## WHAT IS ASKED
Set down the line that contains "Serialize everything readable" and every line after it to the end of the entries, exactly as they stand and nothing more.

## DATA ROWS
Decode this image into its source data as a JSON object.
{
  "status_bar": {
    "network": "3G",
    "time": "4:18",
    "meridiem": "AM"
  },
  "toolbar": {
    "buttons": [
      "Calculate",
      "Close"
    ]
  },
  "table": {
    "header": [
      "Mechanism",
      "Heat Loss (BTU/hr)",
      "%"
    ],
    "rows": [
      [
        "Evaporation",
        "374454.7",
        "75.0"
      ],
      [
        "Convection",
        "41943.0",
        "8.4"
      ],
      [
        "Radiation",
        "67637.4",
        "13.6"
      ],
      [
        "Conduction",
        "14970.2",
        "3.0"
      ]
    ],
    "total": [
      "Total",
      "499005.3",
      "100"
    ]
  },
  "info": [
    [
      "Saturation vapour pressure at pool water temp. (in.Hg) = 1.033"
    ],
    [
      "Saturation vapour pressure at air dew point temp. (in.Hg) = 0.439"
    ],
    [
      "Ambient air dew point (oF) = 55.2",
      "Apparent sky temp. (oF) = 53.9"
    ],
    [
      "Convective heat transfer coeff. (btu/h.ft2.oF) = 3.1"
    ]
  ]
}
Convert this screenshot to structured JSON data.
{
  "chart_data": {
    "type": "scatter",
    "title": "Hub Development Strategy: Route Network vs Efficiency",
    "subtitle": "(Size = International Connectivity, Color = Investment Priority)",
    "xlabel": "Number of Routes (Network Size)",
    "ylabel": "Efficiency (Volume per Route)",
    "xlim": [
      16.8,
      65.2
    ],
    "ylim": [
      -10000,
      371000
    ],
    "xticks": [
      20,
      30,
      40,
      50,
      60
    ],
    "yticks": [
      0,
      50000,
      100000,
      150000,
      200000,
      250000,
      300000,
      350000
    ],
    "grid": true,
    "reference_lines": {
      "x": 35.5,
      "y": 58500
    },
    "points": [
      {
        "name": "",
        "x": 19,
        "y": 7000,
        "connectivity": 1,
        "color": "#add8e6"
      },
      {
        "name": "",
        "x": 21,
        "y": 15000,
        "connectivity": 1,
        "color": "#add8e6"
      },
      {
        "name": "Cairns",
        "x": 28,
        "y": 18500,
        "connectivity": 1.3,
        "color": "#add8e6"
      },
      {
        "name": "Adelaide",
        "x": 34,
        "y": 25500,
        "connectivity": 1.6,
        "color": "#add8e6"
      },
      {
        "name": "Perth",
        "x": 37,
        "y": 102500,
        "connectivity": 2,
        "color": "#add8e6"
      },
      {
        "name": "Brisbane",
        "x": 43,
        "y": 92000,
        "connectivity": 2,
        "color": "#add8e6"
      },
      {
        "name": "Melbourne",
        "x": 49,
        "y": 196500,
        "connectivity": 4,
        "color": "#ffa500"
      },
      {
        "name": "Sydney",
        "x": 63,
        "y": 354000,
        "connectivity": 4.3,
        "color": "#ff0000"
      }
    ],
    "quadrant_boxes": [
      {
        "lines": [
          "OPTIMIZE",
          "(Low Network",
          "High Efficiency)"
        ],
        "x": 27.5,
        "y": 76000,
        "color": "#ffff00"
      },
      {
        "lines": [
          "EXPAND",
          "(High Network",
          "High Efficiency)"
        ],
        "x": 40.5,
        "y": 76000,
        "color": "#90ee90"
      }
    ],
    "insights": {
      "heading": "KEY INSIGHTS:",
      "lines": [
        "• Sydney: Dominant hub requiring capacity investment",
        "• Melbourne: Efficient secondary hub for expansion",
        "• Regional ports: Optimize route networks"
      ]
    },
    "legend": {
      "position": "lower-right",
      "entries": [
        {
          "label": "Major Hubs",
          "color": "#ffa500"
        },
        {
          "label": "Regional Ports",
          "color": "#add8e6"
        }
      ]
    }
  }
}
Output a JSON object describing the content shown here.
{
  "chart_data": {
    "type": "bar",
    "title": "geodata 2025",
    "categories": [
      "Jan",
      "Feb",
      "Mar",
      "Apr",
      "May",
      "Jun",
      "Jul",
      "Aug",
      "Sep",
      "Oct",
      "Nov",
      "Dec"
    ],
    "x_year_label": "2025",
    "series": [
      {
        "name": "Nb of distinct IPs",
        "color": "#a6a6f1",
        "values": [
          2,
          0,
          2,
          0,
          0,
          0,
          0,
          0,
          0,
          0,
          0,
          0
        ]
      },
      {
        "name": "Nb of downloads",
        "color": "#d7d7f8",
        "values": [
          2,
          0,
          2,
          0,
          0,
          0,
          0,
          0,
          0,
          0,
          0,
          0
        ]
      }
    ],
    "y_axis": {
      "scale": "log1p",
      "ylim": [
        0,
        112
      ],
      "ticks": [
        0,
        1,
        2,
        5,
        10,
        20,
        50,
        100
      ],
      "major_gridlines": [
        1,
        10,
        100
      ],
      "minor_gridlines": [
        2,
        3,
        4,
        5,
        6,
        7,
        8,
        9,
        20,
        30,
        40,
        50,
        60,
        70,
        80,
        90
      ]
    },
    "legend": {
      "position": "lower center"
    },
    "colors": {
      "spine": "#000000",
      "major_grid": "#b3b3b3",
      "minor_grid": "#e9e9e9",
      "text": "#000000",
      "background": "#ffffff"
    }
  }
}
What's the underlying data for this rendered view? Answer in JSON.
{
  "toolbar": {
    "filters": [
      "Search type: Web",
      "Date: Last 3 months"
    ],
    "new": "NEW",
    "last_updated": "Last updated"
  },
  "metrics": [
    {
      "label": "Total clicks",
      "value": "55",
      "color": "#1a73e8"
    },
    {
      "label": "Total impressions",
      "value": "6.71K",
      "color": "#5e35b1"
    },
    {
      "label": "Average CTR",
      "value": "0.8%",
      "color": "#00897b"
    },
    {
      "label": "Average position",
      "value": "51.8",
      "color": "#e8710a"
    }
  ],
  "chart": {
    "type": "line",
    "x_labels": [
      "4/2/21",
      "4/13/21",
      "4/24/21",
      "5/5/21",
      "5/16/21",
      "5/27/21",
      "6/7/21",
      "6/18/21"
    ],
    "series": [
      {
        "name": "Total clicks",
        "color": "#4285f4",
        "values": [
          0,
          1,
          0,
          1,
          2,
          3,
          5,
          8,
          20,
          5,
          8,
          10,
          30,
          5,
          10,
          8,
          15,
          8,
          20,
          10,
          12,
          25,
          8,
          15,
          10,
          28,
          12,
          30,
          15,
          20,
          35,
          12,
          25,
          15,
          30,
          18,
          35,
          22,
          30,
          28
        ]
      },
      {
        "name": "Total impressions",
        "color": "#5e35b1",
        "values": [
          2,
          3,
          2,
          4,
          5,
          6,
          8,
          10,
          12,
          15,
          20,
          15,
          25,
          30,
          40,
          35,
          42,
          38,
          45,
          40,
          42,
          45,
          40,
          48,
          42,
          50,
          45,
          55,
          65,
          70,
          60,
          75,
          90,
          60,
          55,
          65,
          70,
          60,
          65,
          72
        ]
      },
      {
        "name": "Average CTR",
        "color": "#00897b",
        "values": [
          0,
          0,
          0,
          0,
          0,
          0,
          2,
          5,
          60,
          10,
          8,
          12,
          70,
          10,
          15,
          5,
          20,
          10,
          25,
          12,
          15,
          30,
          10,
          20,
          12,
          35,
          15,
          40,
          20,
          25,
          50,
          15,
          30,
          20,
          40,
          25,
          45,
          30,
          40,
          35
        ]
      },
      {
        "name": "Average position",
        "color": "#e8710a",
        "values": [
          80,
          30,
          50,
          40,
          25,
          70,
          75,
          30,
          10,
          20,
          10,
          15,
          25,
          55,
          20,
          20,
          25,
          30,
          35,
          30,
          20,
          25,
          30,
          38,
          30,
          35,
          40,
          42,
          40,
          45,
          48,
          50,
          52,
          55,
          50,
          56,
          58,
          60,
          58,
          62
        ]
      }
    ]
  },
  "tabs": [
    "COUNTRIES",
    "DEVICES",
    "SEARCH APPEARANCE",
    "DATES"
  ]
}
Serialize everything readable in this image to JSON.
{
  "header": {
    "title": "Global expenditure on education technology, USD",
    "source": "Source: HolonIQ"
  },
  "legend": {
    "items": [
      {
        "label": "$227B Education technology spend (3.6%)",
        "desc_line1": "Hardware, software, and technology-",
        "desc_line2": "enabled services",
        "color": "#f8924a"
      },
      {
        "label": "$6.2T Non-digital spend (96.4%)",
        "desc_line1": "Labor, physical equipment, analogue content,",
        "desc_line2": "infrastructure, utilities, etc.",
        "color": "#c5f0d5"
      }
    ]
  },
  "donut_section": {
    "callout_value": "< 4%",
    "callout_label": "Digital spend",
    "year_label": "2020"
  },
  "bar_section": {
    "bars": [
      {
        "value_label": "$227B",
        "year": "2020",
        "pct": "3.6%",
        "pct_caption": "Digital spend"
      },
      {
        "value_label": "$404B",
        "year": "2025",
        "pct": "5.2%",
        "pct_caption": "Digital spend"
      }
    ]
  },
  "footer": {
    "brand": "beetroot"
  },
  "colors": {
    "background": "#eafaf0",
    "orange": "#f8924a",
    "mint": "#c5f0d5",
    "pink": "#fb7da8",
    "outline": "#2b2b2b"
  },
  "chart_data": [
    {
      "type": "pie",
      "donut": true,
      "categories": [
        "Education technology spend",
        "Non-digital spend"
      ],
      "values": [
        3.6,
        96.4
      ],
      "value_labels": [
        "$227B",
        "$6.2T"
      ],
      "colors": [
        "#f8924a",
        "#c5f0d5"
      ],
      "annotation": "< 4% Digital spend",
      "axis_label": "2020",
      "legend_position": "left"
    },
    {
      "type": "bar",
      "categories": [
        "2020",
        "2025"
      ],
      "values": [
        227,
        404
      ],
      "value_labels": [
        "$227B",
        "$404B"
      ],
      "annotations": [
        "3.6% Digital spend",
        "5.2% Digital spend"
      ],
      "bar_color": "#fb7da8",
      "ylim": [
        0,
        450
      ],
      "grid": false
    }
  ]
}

## PROBLEM SOLUTION
Serialize everything readable in this image to JSON.
{
  "header": {
    "title": "Global expenditure on education technology, USD",
    "source": "Source: HolonIQ"
  },
  "legend": {
    "items": [
      {
        "label": "$227B Education technology spend (3.6%)",
        "desc_line1": "Hardware, software, and technology-",
        "desc_line2": "enabled services",
        "color": "#f8924a"
      },
      {
        "label": "$6.2T Non-digital spend (96.4%)",
        "desc_line1": "Labor, physical equipment, analogue content,",
        "desc_line2": "infrastructure, utilities, etc.",
        "color": "#c5f0d5"
      }
    ]
  },
  "donut_section": {
    "callout_value": "< 4%",
    "callout_label": "Digital spend",
    "year_label": "2020"
  },
  "bar_section": {
    "bars": [
      {
        "value_label": "$227B",
        "year": "2020",
        "pct": "3.6%",
        "pct_caption": "Digital spend"
      },
      {
        "value_label": "$404B",
        "year": "2025",
        "pct": "5.2%",
        "pct_caption": "Digital spend"
      }
    ]
  },
  "footer": {
    "brand": "beetroot"
  },
  "colors": {
    "background": "#eafaf0",
    "orange": "#f8924a",
    "mint": "#c5f0d5",
    "pink": "#fb7da8",
    "outline": "#2b2b2b"
  },
  "chart_data": [
    {
      "type": "pie",
      "donut": true,
      "categories": [
        "Education technology spend",
        "Non-digital spend"
      ],
      "values": [
        3.6,
        96.4
      ],
      "value_labels": [
        "$227B",
        "$6.2T"
      ],
      "colors": [
        "#f8924a",
        "#c5f0d5"
      ],
      "annotation": "< 4% Digital spend",
      "axis_label": "2020",
      "legend_position": "left"
    },
    {
      "type": "bar",
      "categories": [
        "2020",
        "2025"
      ],
      "values": [
        227,
        404
      ],
      "value_labels": [
        "$227B",
        "$404B"
      ],
      "annotations": [
        "3.6% Digital spend",
        "5.2% Digital spend"
      ],
      "bar_color": "#fb7da8",
      "ylim": [
        0,
        450
      ],
      "grid": false
    }
  ]
}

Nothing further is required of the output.